Collection entries:
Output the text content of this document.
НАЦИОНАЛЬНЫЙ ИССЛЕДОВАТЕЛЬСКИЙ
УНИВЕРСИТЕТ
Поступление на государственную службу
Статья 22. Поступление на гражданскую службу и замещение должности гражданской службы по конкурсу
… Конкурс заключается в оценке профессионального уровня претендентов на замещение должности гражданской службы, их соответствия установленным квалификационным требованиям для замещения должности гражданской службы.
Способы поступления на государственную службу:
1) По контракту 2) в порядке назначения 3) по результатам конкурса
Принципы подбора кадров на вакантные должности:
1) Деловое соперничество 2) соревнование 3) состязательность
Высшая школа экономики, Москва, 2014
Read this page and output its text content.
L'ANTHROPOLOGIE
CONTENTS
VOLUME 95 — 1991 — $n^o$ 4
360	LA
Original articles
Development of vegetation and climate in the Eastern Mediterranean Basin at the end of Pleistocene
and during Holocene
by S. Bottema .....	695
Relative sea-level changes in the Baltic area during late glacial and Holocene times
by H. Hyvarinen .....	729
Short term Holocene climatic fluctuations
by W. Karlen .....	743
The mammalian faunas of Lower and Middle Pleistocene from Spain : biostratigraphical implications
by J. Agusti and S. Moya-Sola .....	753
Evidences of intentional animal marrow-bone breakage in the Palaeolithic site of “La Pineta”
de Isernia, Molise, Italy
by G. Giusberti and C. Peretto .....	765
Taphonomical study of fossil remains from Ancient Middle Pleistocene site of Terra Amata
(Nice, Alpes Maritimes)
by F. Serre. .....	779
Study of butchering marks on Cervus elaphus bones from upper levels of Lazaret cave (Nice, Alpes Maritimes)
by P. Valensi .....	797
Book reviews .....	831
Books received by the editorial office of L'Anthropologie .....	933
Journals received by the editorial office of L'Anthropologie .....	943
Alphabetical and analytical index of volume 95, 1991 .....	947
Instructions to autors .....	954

**PROBLEM DESCRIPTION:** Take the lines above from the one holding "Read this page and output its text content." to the last and output them exactly.

**REPLY:**
Read this page and output its text content.
L'ANTHROPOLOGIE
CONTENTS
VOLUME 95 — 1991 — $n^o$ 4
360	LA
Original articles
Development of vegetation and climate in the Eastern Mediterranean Basin at the end of Pleistocene
and during Holocene
by S. Bottema .....	695
Relative sea-level changes in the Baltic area during late glacial and Holocene times
by H. Hyvarinen .....	729
Short term Holocene climatic fluctuations
by W. Karlen .....	743
The mammalian faunas of Lower and Middle Pleistocene from Spain : biostratigraphical implications
by J. Agusti and S. Moya-Sola .....	753
Evidences of intentional animal marrow-bone breakage in the Palaeolithic site of “La Pineta”
de Isernia, Molise, Italy
by G. Giusberti and C. Peretto .....	765
Taphonomical study of fossil remains from Ancient Middle Pleistocene site of Terra Amata
(Nice, Alpes Maritimes)
by F. Serre. .....	779
Study of butchering marks on Cervus elaphus bones from upper levels of Lazaret cave (Nice, Alpes Maritimes)
by P. Valensi .....	797
Book reviews .....	831
Books received by the editorial office of L'Anthropologie .....	933
Journals received by the editorial office of L'Anthropologie .....	943
Alphabetical and analytical index of volume 95, 1991 .....	947
Instructions to autors .....	954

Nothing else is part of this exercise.